■ PAGE EXCERPT ■
The news broke quietly on a Tuesday morning: DeepSeek, the open-source AI darling that taught the world how to train a world-class model on a fraction of the budget, is planning to list on Shanghai’s STAR Market by Q2 2027. The announcement wasn’t a press release—it was a whisper from “people familiar with the matter,” carried by the Wall Street Journal like a half-truth wrapped in silk.
I closed my laptop and stared at the rain against my Berlin window. Something didn’t sit right. Here was a team that had built its entire reputation on radical efficiency, open weights, and a promise to democratize intelligence. And now they were preparing to sell equity to the same institutional machinery that had turned every other tech IPO into a carnival of extraction.
Summer fades. Builders remain. But what happens when the builder becomes the one building the guillotine?

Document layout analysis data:
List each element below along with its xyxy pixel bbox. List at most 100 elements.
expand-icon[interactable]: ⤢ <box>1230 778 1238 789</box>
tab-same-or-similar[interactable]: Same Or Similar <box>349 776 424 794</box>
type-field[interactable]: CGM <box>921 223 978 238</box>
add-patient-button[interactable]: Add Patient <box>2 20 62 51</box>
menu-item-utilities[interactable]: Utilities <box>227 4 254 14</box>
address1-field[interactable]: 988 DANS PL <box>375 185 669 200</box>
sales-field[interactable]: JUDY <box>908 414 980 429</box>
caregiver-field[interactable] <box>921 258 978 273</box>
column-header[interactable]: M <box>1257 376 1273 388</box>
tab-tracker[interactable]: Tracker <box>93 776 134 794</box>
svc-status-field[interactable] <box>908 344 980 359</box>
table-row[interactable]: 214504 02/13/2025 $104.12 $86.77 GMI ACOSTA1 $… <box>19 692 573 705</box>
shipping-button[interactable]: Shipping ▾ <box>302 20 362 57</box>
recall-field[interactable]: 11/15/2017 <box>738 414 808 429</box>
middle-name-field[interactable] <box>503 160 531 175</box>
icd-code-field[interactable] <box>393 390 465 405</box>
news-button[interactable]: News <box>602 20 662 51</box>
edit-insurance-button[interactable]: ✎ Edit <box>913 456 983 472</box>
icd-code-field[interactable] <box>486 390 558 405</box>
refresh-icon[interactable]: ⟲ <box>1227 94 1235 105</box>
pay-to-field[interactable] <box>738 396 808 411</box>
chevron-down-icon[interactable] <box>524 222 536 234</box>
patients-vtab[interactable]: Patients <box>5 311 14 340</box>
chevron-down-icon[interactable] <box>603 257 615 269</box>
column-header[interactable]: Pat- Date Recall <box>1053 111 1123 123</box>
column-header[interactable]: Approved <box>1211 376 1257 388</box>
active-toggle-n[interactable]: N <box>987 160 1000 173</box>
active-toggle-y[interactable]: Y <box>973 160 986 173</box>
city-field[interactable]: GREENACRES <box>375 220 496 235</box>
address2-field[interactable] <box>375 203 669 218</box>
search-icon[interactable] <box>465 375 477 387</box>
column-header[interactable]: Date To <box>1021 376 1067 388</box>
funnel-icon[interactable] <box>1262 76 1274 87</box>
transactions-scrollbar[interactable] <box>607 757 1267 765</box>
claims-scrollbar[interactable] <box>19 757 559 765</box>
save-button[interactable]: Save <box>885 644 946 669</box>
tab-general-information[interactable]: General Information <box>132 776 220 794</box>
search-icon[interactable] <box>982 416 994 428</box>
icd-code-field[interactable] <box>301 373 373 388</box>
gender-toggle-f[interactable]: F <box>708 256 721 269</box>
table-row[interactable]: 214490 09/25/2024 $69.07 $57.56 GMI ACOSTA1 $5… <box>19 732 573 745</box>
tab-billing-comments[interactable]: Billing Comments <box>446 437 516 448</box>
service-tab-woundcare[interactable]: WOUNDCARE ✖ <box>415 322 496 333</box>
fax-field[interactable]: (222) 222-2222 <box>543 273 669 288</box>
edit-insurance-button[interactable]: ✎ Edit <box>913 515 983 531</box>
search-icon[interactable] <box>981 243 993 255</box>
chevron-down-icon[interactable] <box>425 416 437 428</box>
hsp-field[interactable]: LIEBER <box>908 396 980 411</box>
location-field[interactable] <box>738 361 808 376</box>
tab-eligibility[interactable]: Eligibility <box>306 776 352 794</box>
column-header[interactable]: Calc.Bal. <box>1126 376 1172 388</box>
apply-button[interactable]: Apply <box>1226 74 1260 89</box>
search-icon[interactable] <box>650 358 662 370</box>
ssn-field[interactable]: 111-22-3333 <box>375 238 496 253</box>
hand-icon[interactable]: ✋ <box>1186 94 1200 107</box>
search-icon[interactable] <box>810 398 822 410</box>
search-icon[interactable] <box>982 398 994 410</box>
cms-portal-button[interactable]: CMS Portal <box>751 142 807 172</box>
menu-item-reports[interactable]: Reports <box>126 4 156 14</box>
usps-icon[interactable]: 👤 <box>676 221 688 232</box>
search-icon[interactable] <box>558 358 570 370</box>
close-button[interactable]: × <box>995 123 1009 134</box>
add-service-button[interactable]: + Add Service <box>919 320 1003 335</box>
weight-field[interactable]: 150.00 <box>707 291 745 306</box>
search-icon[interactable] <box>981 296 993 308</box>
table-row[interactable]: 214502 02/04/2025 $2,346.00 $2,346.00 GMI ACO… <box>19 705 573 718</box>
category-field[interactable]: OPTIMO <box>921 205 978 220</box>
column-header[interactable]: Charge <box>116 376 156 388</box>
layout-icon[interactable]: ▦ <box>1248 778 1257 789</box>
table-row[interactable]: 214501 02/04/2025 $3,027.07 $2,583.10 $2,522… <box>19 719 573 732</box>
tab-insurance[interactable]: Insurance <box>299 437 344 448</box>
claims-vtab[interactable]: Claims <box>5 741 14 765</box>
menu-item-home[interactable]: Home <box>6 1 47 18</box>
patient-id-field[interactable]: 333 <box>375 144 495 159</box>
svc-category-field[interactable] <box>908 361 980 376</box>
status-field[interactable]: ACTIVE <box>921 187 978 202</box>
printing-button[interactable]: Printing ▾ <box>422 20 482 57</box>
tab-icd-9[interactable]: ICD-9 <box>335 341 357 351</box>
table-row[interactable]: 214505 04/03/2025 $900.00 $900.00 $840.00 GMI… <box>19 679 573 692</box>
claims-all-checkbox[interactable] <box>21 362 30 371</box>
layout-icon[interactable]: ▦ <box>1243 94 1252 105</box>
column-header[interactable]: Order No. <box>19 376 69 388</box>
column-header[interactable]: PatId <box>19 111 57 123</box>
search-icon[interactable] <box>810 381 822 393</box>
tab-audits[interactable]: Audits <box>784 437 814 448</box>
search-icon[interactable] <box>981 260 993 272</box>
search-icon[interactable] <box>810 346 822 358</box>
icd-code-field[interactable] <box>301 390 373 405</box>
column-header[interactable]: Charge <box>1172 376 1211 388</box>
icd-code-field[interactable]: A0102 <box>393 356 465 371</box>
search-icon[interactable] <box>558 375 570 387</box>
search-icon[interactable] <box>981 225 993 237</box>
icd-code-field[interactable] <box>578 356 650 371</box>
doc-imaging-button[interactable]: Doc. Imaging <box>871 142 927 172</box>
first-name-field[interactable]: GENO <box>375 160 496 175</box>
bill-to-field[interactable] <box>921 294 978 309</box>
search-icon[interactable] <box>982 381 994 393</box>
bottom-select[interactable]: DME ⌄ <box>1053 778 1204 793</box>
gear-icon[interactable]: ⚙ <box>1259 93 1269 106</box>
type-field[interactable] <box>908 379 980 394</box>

■ WORK REQUEST 1 ■
Condense the paragraph of the DeepSeek page excerpt that begins "The news broke quietly" into a short bulleted list of its main facts.
■ WORK REQUEST 2 ■
Write out the part of the DeepSeek page excerpt that opens with the words containing "The news broke" and closes with "carnival of extraction.".

■ ANSWER AREA 1 ■
- The news came out quietly on a Tuesday morning.
- DeepSeek is planning to list on Shanghai's STAR Market by Q2 2027.
- DeepSeek is an open-source AI company known for showing how to train a world-class model on a fraction of the budget.
- The news did not come from a press release. It came from "people familiar with the matter" and was reported by the Wall Street Journal.

■ ANSWER AREA 2 ■
The news broke quietly on a Tuesday morning: DeepSeek, the open-source AI darling that taught the world how to train a world-class model on a fraction of the budget, is planning to list on Shanghai’s STAR Market by Q2 2027. The announcement wasn’t a press release—it was a whisper from “people familiar with the matter,” carried by the Wall Street Journal like a half-truth wrapped in silk.
I closed my laptop and stared at the rain against my Berlin window. Something didn’t sit right. Here was a team that had built its entire reputation on radical efficiency, open weights, and a promise to democratize intelligence. And now they were preparing to sell equity to the same institutional machinery that had turned every other tech IPO into a carnival of extraction.